Text passage:
--------------------------------------------------

The focal point of the panic is Greece. 2-yr Greek government yields are going vertical, as Greek government debt now sells for about 45 cents on the dollar. This implies the near-certainty of a substantial default or restructuring of Greek debt, which totals some $450 billion. This will be the biggest default/restructuring in history. Greece is being effectively shut out of the capital markets, and the Greek populace apparently could care less, preferring instead to protest even the mention of austerity measures. Something very big will have to happen to prevent this default, and it's nowhere to be seen right now.

--------------------------------------------------

Objectives:
A) According to the passage on Greek debt, why is a substantial default or restructuring nearly certain? Answer in one to three sentences.
B) Answer these questions about the passage on Greek debt:
(i) For about how much does Greek government debt now sell?
(ii) What is the total of Greek debt?
(iii) What does the Greek populace apparently prefer to do?
C) Repeat the passage on Greek debt word for word, from "The focal point" to "seen right now.".
The rows are separate material from the Greek debt passage.

Supplied data:
--------------------------------------------------

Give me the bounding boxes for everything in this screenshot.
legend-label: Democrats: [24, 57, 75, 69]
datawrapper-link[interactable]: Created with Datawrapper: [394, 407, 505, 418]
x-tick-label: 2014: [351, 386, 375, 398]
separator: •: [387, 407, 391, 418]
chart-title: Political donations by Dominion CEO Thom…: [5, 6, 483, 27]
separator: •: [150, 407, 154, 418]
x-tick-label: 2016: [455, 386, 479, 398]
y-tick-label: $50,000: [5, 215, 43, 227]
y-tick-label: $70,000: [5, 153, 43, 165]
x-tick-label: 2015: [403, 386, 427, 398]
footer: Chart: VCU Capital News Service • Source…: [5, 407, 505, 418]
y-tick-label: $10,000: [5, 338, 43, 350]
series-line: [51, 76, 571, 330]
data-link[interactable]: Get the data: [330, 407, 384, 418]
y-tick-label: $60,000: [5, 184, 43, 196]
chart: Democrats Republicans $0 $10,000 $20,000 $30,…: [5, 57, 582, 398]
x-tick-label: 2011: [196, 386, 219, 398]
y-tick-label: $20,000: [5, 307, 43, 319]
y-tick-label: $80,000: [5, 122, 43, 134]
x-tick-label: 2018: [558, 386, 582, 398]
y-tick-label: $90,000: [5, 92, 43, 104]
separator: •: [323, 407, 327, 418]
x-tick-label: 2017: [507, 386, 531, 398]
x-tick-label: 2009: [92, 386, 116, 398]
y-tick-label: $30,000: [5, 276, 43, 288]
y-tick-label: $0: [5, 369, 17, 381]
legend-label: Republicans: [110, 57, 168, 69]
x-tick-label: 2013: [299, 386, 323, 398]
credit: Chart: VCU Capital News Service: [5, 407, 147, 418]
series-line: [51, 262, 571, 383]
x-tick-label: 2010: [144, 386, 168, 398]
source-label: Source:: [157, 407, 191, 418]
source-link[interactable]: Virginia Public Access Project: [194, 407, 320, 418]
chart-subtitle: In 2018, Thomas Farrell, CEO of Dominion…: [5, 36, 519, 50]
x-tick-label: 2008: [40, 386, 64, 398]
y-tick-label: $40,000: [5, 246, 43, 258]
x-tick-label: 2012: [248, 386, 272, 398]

--------------------------------------------------

Worked solutions:
A) Greek government debt now sells for about 45 cents on the dollar. The passage says this price implies the near-certainty of a substantial default or restructuring.

B)
(i) About 45 cents on the dollar.
(ii) Some $450 billion.
(iii) Protest even the mention of austerity measures.

C)
The focal point of the panic is Greece. 2-yr Greek government yields are going vertical, as Greek government debt now sells for about 45 cents on the dollar. This implies the near-certainty of a substantial default or restructuring of Greek debt, which totals some $450 billion. This will be the biggest default/restructuring in history. Greece is being effectively shut out of the capital markets, and the Greek populace apparently could care less, preferring instead to protest even the mention of austerity measures. Something very big will have to happen to prevent this default, and it's nowhere to be seen right now.